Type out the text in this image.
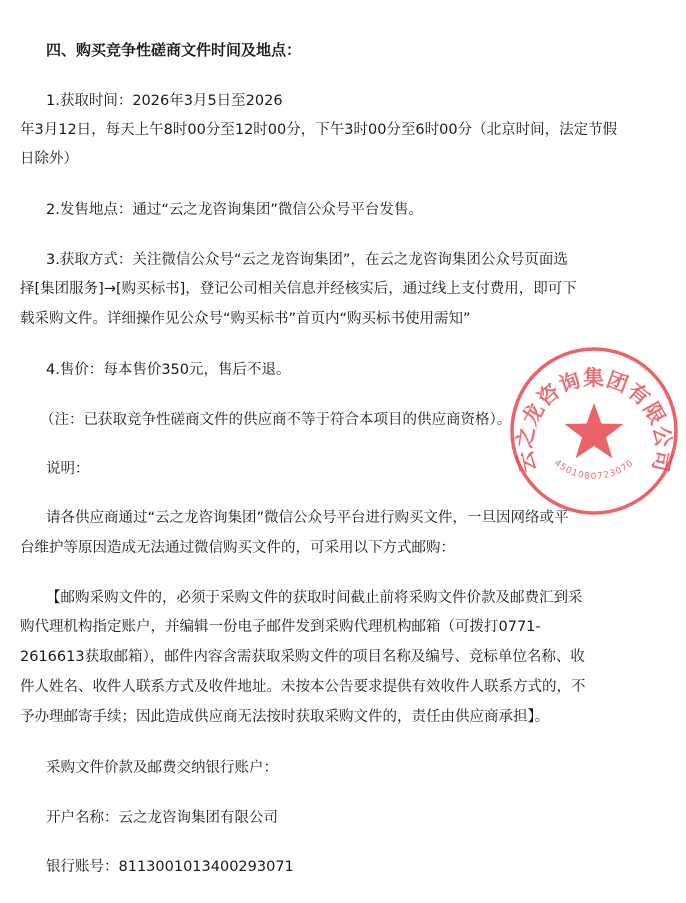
四、购买竞争性磋商文件时间及地点：
1.获取时间：2026年3月5日至2026
年3月12日，每天上午8时00分至12时00分，下午3时00分至6时00分（北京时间，法定节假
日除外）
2.发售地点：通过“云之龙咨询集团”微信公众号平台发售。
3.获取方式：关注微信公众号“云之龙咨询集团”，在云之龙咨询集团公众号页面选
择[集团服务]→[购买标书]，登记公司相关信息并经核实后，通过线上支付费用，即可下
载采购文件。详细操作见公众号“购买标书”首页内“购买标书使用需知”
4.售价：每本售价350元，售后不退。
（注：已获取竞争性磋商文件的供应商不等于符合本项目的供应商资格）。
说明：
请各供应商通过“云之龙咨询集团”微信公众号平台进行购买文件，一旦因网络或平
台维护等原因造成无法通过微信购买文件的，可采用以下方式邮购：
【邮购采购文件的，必须于采购文件的获取时间截止前将采购文件价款及邮费汇到采
购代理机构指定账户，并编辑一份电子邮件发到采购代理机构邮箱（可拨打0771-
2616613获取邮箱），邮件内容含需获取采购文件的项目名称及编号、竞标单位名称、收
件人姓名、收件人联系方式及收件地址。未按本公告要求提供有效收件人联系方式的，不
予办理邮寄手续；因此造成供应商无法按时获取采购文件的，责任由供应商承担】。
采购文件价款及邮费交纳银行账户：
开户名称：云之龙咨询集团有限公司
银行账号：8113001013400293071
云之龙咨询集团有限公司
4501080723070
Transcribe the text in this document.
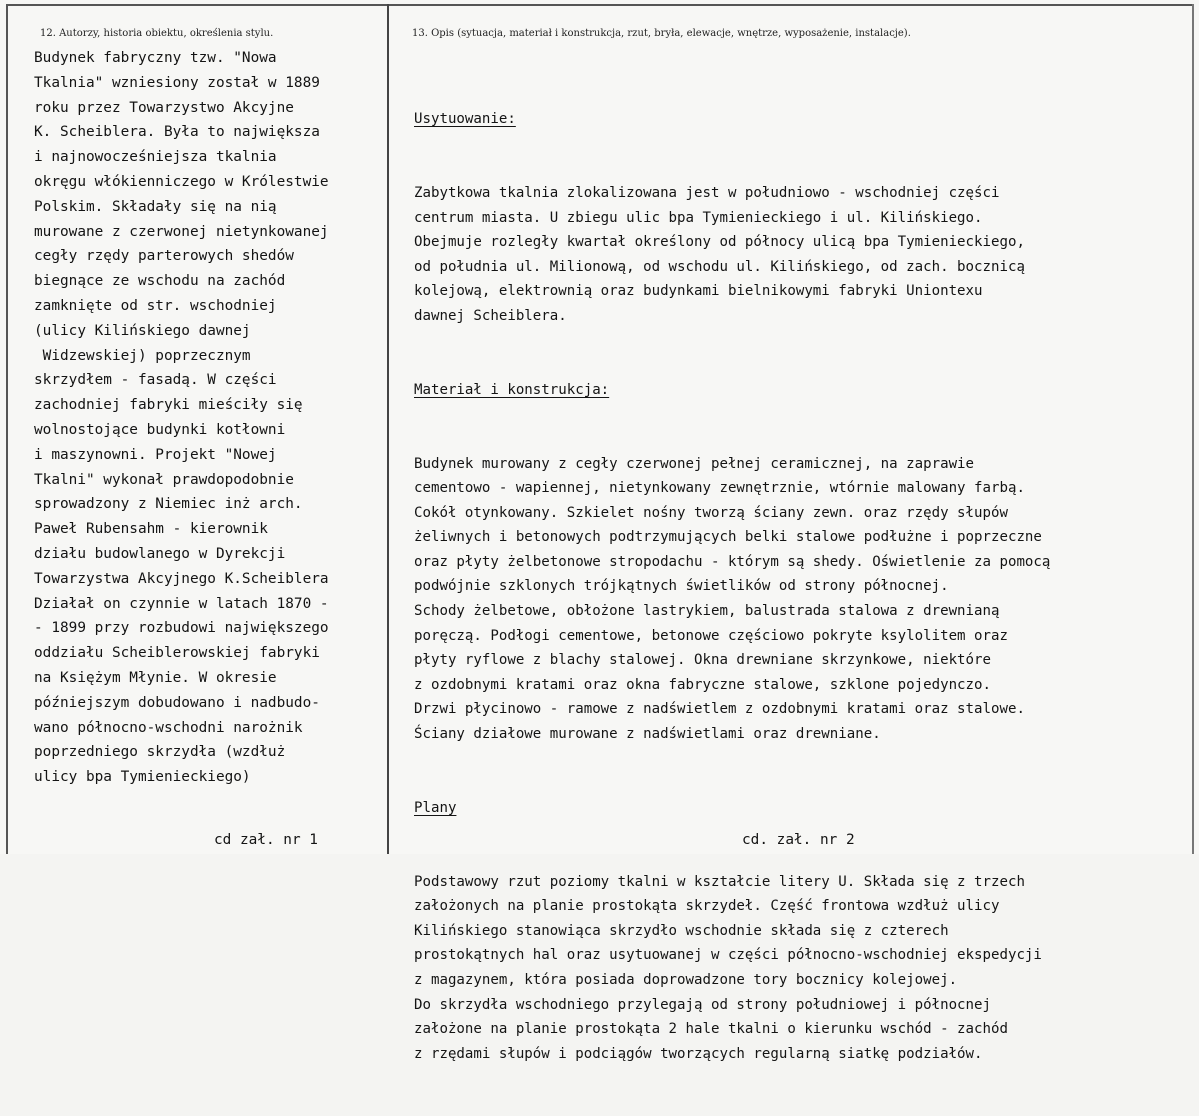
12. Autorzy, historia obiektu, określenia stylu.
Budynek fabryczny tzw. "Nowa
Tkalnia" wzniesiony został w 1889
roku przez Towarzystwo Akcyjne
K. Scheiblera. Była to największa
i najnowocześniejsza tkalnia
okręgu włókienniczego w Królestwie
Polskim. Składały się na nią
murowane z czerwonej nietynkowanej
cegły rzędy parterowych shedów
biegnące ze wschodu na zachód
zamknięte od str. wschodniej
(ulicy Kilińskiego dawnej
Widzewskiej) poprzecznym
skrzydłem - fasadą. W części
zachodniej fabryki mieściły się
wolnostojące budynki kotłowni
i maszynowni. Projekt "Nowej
Tkalni" wykonał prawdopodobnie
sprowadzony z Niemiec inż arch.
Paweł Rubensahm - kierownik
działu budowlanego w Dyrekcji
Towarzystwa Akcyjnego K.Scheiblera
Działał on czynnie w latach 1870 -
- 1899 przy rozbudowi największego
oddziału Scheiblerowskiej fabryki
na Księżym Młynie. W okresie
późniejszym dobudowano i nadbudo-
wano północno-wschodni narożnik
poprzedniego skrzydła (wzdłuż
ulicy bpa Tymienieckiego)
cd zał. nr 1
13. Opis (sytuacja, materiał i konstrukcja, rzut, bryła, elewacje, wnętrze, wyposażenie, instalacje).

Usytuowanie:

Zabytkowa tkalnia zlokalizowana jest w południowo - wschodniej części
centrum miasta. U zbiegu ulic bpa Tymienieckiego i ul. Kilińskiego.
Obejmuje rozległy kwartał określony od północy ulicą bpa Tymienieckiego,
od południa ul. Milionową, od wschodu ul. Kilińskiego, od zach. bocznicą
kolejową, elektrownią oraz budynkami bielnikowymi fabryki Uniontexu
dawnej Scheiblera.

Materiał i konstrukcja:

Budynek murowany z cegły czerwonej pełnej ceramicznej, na zaprawie
cementowo - wapiennej, nietynkowany zewnętrznie, wtórnie malowany farbą.
Cokół otynkowany. Szkielet nośny tworzą ściany zewn. oraz rzędy słupów
żeliwnych i betonowych podtrzymujących belki stalowe podłużne i poprzeczne
oraz płyty żelbetonowe stropodachu - którym są shedy. Oświetlenie za pomocą
podwójnie szklonych trójkątnych świetlików od strony północnej.
Schody żelbetowe, obłożone lastrykiem, balustrada stalowa z drewnianą
poręczą. Podłogi cementowe, betonowe częściowo pokryte ksylolitem oraz
płyty ryflowe z blachy stalowej. Okna drewniane skrzynkowe, niektóre
z ozdobnymi kratami oraz okna fabryczne stalowe, szklone pojedynczo.
Drzwi płycinowo - ramowe z nadświetlem z ozdobnymi kratami oraz stalowe.
Ściany działowe murowane z nadświetlami oraz drewniane.

Plany

Podstawowy rzut poziomy tkalni w kształcie litery U. Składa się z trzech
założonych na planie prostokąta skrzydeł. Część frontowa wzdłuż ulicy
Kilińskiego stanowiąca skrzydło wschodnie składa się z czterech
prostokątnych hal oraz usytuowanej w części północno-wschodniej ekspedycji
z magazynem, która posiada doprowadzone tory bocznicy kolejowej.
Do skrzydła wschodniego przylegają od strony południowej i północnej
założone na planie prostokąta 2 hale tkalni o kierunku wschód - zachód
z rzędami słupów i podciągów tworzących regularną siatkę podziałów.

cd. zał. nr 2
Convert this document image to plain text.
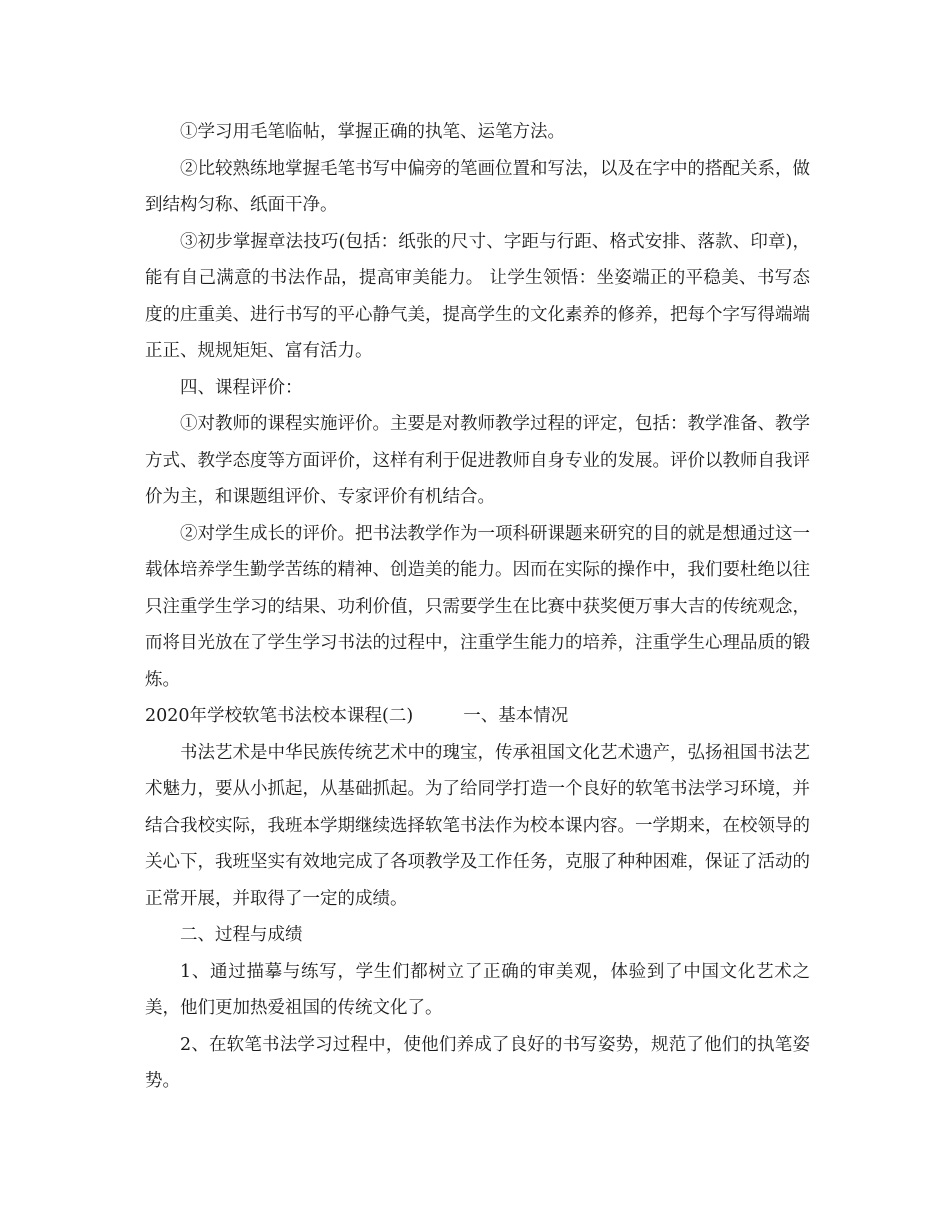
①学习用毛笔临帖，掌握正确的执笔、运笔方法。

②比较熟练地掌握毛笔书写中偏旁的笔画位置和写法，以及在字中的搭配关系，做到结构匀称、纸面干净。

③初步掌握章法技巧(包括：纸张的尺寸、字距与行距、格式安排、落款、印章)，能有自己满意的书法作品，提高审美能力。 让学生领悟：坐姿端正的平稳美、书写态度的庄重美、进行书写的平心静气美，提高学生的文化素养的修养，把每个字写得端端正正、规规矩矩、富有活力。

四、课程评价：

①对教师的课程实施评价。主要是对教师教学过程的评定，包括：教学准备、教学方式、教学态度等方面评价，这样有利于促进教师自身专业的发展。评价以教师自我评价为主，和课题组评价、专家评价有机结合。

②对学生成长的评价。把书法教学作为一项科研课题来研究的目的就是想通过这一载体培养学生勤学苦练的精神、创造美的能力。因而在实际的操作中，我们要杜绝以往只注重学生学习的结果、功利价值，只需要学生在比赛中获奖便万事大吉的传统观念，而将目光放在了学生学习书法的过程中，注重学生能力的培养，注重学生心理品质的锻炼。

2020年学校软笔书法校本课程(二)	一、基本情况

书法艺术是中华民族传统艺术中的瑰宝，传承祖国文化艺术遗产，弘扬祖国书法艺术魅力，要从小抓起，从基础抓起。为了给同学打造一个良好的软笔书法学习环境，并结合我校实际，我班本学期继续选择软笔书法作为校本课内容。一学期来，在校领导的关心下，我班坚实有效地完成了各项教学及工作任务，克服了种种困难，保证了活动的正常开展，并取得了一定的成绩。

二、过程与成绩

1、通过描摹与练写，学生们都树立了正确的审美观，体验到了中国文化艺术之美，他们更加热爱祖国的传统文化了。

2、在软笔书法学习过程中，使他们养成了良好的书写姿势，规范了他们的执笔姿势。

:::::

Images do not belong in the copy; reproduce all other parts of the records above verbatim.

Type out the text in this image.
四、购买竞争性磋商文件时间及地点：
1.获取时间：2026年3月5日至2026
年3月12日，每天上午8时00分至12时00分，下午3时00分至6时00分（北京时间，法定节假
日除外）
2.发售地点：通过“云之龙咨询集团”微信公众号平台发售。
3.获取方式：关注微信公众号“云之龙咨询集团”，在云之龙咨询集团公众号页面选
择[集团服务]→[购买标书]，登记公司相关信息并经核实后，通过线上支付费用，即可下
载采购文件。详细操作见公众号“购买标书”首页内“购买标书使用需知”
4.售价：每本售价350元，售后不退。
（注：已获取竞争性磋商文件的供应商不等于符合本项目的供应商资格）。
说明：
请各供应商通过“云之龙咨询集团”微信公众号平台进行购买文件，一旦因网络或平
台维护等原因造成无法通过微信购买文件的，可采用以下方式邮购：
【邮购采购文件的，必须于采购文件的获取时间截止前将采购文件价款及邮费汇到采
购代理机构指定账户，并编辑一份电子邮件发到采购代理机构邮箱（可拨打0771-
2616613获取邮箱），邮件内容含需获取采购文件的项目名称及编号、竞标单位名称、收
件人姓名、收件人联系方式及收件地址。未按本公告要求提供有效收件人联系方式的，不
予办理邮寄手续；因此造成供应商无法按时获取采购文件的，责任由供应商承担】。
采购文件价款及邮费交纳银行账户：
开户名称：云之龙咨询集团有限公司
银行账号：8113001013400293071
云之龙咨询集团有限公司
4501080723070
Transcribe the text in this document.
12. Autorzy, historia obiektu, określenia stylu.
Budynek fabryczny tzw. "Nowa
Tkalnia" wzniesiony został w 1889
roku przez Towarzystwo Akcyjne
K. Scheiblera. Była to największa
i najnowocześniejsza tkalnia
okręgu włókienniczego w Królestwie
Polskim. Składały się na nią
murowane z czerwonej nietynkowanej
cegły rzędy parterowych shedów
biegnące ze wschodu na zachód
zamknięte od str. wschodniej
(ulicy Kilińskiego dawnej
Widzewskiej) poprzecznym
skrzydłem - fasadą. W części
zachodniej fabryki mieściły się
wolnostojące budynki kotłowni
i maszynowni. Projekt "Nowej
Tkalni" wykonał prawdopodobnie
sprowadzony z Niemiec inż arch.
Paweł Rubensahm - kierownik
działu budowlanego w Dyrekcji
Towarzystwa Akcyjnego K.Scheiblera
Działał on czynnie w latach 1870 -
- 1899 przy rozbudowi największego
oddziału Scheiblerowskiej fabryki
na Księżym Młynie. W okresie
późniejszym dobudowano i nadbudo-
wano północno-wschodni narożnik
poprzedniego skrzydła (wzdłuż
ulicy bpa Tymienieckiego)
cd zał. nr 1
13. Opis (sytuacja, materiał i konstrukcja, rzut, bryła, elewacje, wnętrze, wyposażenie, instalacje).

Usytuowanie:

Zabytkowa tkalnia zlokalizowana jest w południowo - wschodniej części
centrum miasta. U zbiegu ulic bpa Tymienieckiego i ul. Kilińskiego.
Obejmuje rozległy kwartał określony od północy ulicą bpa Tymienieckiego,
od południa ul. Milionową, od wschodu ul. Kilińskiego, od zach. bocznicą
kolejową, elektrownią oraz budynkami bielnikowymi fabryki Uniontexu
dawnej Scheiblera.

Materiał i konstrukcja:

Budynek murowany z cegły czerwonej pełnej ceramicznej, na zaprawie
cementowo - wapiennej, nietynkowany zewnętrznie, wtórnie malowany farbą.
Cokół otynkowany. Szkielet nośny tworzą ściany zewn. oraz rzędy słupów
żeliwnych i betonowych podtrzymujących belki stalowe podłużne i poprzeczne
oraz płyty żelbetonowe stropodachu - którym są shedy. Oświetlenie za pomocą
podwójnie szklonych trójkątnych świetlików od strony północnej.
Schody żelbetowe, obłożone lastrykiem, balustrada stalowa z drewnianą
poręczą. Podłogi cementowe, betonowe częściowo pokryte ksylolitem oraz
płyty ryflowe z blachy stalowej. Okna drewniane skrzynkowe, niektóre
z ozdobnymi kratami oraz okna fabryczne stalowe, szklone pojedynczo.
Drzwi płycinowo - ramowe z nadświetlem z ozdobnymi kratami oraz stalowe.
Ściany działowe murowane z nadświetlami oraz drewniane.

Plany

Podstawowy rzut poziomy tkalni w kształcie litery U. Składa się z trzech
założonych na planie prostokąta skrzydeł. Część frontowa wzdłuż ulicy
Kilińskiego stanowiąca skrzydło wschodnie składa się z czterech
prostokątnych hal oraz usytuowanej w części północno-wschodniej ekspedycji
z magazynem, która posiada doprowadzone tory bocznicy kolejowej.
Do skrzydła wschodniego przylegają od strony południowej i północnej
założone na planie prostokąta 2 hale tkalni o kierunku wschód - zachód
z rzędami słupów i podciągów tworzących regularną siatkę podziałów.

cd. zał. nr 2
Convert this document image to plain text.
①学习用毛笔临帖，掌握正确的执笔、运笔方法。

②比较熟练地掌握毛笔书写中偏旁的笔画位置和写法，以及在字中的搭配关系，做到结构匀称、纸面干净。

③初步掌握章法技巧(包括：纸张的尺寸、字距与行距、格式安排、落款、印章)，能有自己满意的书法作品，提高审美能力。 让学生领悟：坐姿端正的平稳美、书写态度的庄重美、进行书写的平心静气美，提高学生的文化素养的修养，把每个字写得端端正正、规规矩矩、富有活力。

四、课程评价：

①对教师的课程实施评价。主要是对教师教学过程的评定，包括：教学准备、教学方式、教学态度等方面评价，这样有利于促进教师自身专业的发展。评价以教师自我评价为主，和课题组评价、专家评价有机结合。

②对学生成长的评价。把书法教学作为一项科研课题来研究的目的就是想通过这一载体培养学生勤学苦练的精神、创造美的能力。因而在实际的操作中，我们要杜绝以往只注重学生学习的结果、功利价值，只需要学生在比赛中获奖便万事大吉的传统观念，而将目光放在了学生学习书法的过程中，注重学生能力的培养，注重学生心理品质的锻炼。

2020年学校软笔书法校本课程(二)	一、基本情况

书法艺术是中华民族传统艺术中的瑰宝，传承祖国文化艺术遗产，弘扬祖国书法艺术魅力，要从小抓起，从基础抓起。为了给同学打造一个良好的软笔书法学习环境，并结合我校实际，我班本学期继续选择软笔书法作为校本课内容。一学期来，在校领导的关心下，我班坚实有效地完成了各项教学及工作任务，克服了种种困难，保证了活动的正常开展，并取得了一定的成绩。

二、过程与成绩

1、通过描摹与练写，学生们都树立了正确的审美观，体验到了中国文化艺术之美，他们更加热爱祖国的传统文化了。

2、在软笔书法学习过程中，使他们养成了良好的书写姿势，规范了他们的执笔姿势。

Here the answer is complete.